(begin)

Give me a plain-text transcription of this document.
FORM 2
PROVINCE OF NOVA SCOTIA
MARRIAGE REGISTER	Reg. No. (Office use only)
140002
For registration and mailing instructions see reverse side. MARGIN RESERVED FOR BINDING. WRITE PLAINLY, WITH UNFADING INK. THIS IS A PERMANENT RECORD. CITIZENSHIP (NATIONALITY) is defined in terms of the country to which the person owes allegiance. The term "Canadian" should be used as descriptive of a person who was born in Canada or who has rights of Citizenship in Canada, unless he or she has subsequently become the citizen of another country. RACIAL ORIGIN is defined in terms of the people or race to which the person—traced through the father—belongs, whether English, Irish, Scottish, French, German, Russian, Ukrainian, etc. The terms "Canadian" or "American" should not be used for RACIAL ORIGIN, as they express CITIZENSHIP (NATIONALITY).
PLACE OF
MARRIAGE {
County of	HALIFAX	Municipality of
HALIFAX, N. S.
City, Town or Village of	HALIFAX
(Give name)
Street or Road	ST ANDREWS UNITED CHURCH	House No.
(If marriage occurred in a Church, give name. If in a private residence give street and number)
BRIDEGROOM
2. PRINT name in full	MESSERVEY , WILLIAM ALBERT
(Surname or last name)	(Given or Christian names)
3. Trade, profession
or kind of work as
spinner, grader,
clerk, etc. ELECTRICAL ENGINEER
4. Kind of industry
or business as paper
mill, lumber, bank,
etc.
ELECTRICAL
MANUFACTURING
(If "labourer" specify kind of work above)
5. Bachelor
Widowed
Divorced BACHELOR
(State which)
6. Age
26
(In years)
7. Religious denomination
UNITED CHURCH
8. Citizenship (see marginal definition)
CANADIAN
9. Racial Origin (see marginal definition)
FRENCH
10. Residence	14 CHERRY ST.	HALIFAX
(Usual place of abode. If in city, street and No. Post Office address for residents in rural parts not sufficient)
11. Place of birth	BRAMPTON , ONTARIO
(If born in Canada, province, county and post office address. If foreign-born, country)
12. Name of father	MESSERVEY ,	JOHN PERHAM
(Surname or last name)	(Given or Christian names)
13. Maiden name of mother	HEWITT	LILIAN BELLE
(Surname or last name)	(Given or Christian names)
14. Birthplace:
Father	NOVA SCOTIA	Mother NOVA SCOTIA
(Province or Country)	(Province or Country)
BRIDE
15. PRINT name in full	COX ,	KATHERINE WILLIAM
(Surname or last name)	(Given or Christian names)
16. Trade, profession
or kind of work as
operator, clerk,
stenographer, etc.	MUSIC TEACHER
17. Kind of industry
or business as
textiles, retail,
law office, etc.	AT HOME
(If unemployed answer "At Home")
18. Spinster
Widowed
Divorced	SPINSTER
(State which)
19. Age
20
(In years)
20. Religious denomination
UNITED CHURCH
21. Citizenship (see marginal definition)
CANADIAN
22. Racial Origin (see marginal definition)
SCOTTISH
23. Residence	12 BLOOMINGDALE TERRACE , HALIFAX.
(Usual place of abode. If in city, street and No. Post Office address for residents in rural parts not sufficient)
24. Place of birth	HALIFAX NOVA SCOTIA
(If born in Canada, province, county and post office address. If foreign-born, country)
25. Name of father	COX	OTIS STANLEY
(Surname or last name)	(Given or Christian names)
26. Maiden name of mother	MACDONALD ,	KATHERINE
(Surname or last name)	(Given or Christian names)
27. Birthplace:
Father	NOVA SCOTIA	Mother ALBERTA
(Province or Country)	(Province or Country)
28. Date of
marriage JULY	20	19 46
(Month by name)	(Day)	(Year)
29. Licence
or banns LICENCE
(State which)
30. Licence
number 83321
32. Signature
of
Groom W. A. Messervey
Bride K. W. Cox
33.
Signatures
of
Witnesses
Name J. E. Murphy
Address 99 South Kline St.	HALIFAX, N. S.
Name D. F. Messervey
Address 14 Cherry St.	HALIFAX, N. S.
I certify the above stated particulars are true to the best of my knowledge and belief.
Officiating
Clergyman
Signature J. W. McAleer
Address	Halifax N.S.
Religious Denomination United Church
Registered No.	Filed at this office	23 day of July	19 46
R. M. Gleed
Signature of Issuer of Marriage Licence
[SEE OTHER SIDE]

(end)

WHAT THE EXERCISE ASKS: Copy every line of the material, please, keeping it exactly the same.

OUTPUT OF THE TASK:
Give me a plain-text transcription of this document.
FORM 2
PROVINCE OF NOVA SCOTIA
MARRIAGE REGISTER	Reg. No. (Office use only)
140002
For registration and mailing instructions see reverse side. MARGIN RESERVED FOR BINDING. WRITE PLAINLY, WITH UNFADING INK. THIS IS A PERMANENT RECORD. CITIZENSHIP (NATIONALITY) is defined in terms of the country to which the person owes allegiance. The term "Canadian" should be used as descriptive of a person who was born in Canada or who has rights of Citizenship in Canada, unless he or she has subsequently become the citizen of another country. RACIAL ORIGIN is defined in terms of the people or race to which the person—traced through the father—belongs, whether English, Irish, Scottish, French, German, Russian, Ukrainian, etc. The terms "Canadian" or "American" should not be used for RACIAL ORIGIN, as they express CITIZENSHIP (NATIONALITY).
PLACE OF
MARRIAGE {
County of	HALIFAX	Municipality of
HALIFAX, N. S.
City, Town or Village of	HALIFAX
(Give name)
Street or Road	ST ANDREWS UNITED CHURCH	House No.
(If marriage occurred in a Church, give name. If in a private residence give street and number)
BRIDEGROOM
2. PRINT name in full	MESSERVEY , WILLIAM ALBERT
(Surname or last name)	(Given or Christian names)
3. Trade, profession
or kind of work as
spinner, grader,
clerk, etc. ELECTRICAL ENGINEER
4. Kind of industry
or business as paper
mill, lumber, bank,
etc.
ELECTRICAL
MANUFACTURING
(If "labourer" specify kind of work above)
5. Bachelor
Widowed
Divorced BACHELOR
(State which)
6. Age
26
(In years)
7. Religious denomination
UNITED CHURCH
8. Citizenship (see marginal definition)
CANADIAN
9. Racial Origin (see marginal definition)
FRENCH
10. Residence	14 CHERRY ST.	HALIFAX
(Usual place of abode. If in city, street and No. Post Office address for residents in rural parts not sufficient)
11. Place of birth	BRAMPTON , ONTARIO
(If born in Canada, province, county and post office address. If foreign-born, country)
12. Name of father	MESSERVEY ,	JOHN PERHAM
(Surname or last name)	(Given or Christian names)
13. Maiden name of mother	HEWITT	LILIAN BELLE
(Surname or last name)	(Given or Christian names)
14. Birthplace:
Father	NOVA SCOTIA	Mother NOVA SCOTIA
(Province or Country)	(Province or Country)
BRIDE
15. PRINT name in full	COX ,	KATHERINE WILLIAM
(Surname or last name)	(Given or Christian names)
16. Trade, profession
or kind of work as
operator, clerk,
stenographer, etc.	MUSIC TEACHER
17. Kind of industry
or business as
textiles, retail,
law office, etc.	AT HOME
(If unemployed answer "At Home")
18. Spinster
Widowed
Divorced	SPINSTER
(State which)
19. Age
20
(In years)
20. Religious denomination
UNITED CHURCH
21. Citizenship (see marginal definition)
CANADIAN
22. Racial Origin (see marginal definition)
SCOTTISH
23. Residence	12 BLOOMINGDALE TERRACE , HALIFAX.
(Usual place of abode. If in city, street and No. Post Office address for residents in rural parts not sufficient)
24. Place of birth	HALIFAX NOVA SCOTIA
(If born in Canada, province, county and post office address. If foreign-born, country)
25. Name of father	COX	OTIS STANLEY
(Surname or last name)	(Given or Christian names)
26. Maiden name of mother	MACDONALD ,	KATHERINE
(Surname or last name)	(Given or Christian names)
27. Birthplace:
Father	NOVA SCOTIA	Mother ALBERTA
(Province or Country)	(Province or Country)
28. Date of
marriage JULY	20	19 46
(Month by name)	(Day)	(Year)
29. Licence
or banns LICENCE
(State which)
30. Licence
number 83321
32. Signature
of
Groom W. A. Messervey
Bride K. W. Cox
33.
Signatures
of
Witnesses
Name J. E. Murphy
Address 99 South Kline St.	HALIFAX, N. S.
Name D. F. Messervey
Address 14 Cherry St.	HALIFAX, N. S.
I certify the above stated particulars are true to the best of my knowledge and belief.
Officiating
Clergyman
Signature J. W. McAleer
Address	Halifax N.S.
Religious Denomination United Church
Registered No.	Filed at this office	23 day of July	19 46
R. M. Gleed
Signature of Issuer of Marriage Licence
[SEE OTHER SIDE]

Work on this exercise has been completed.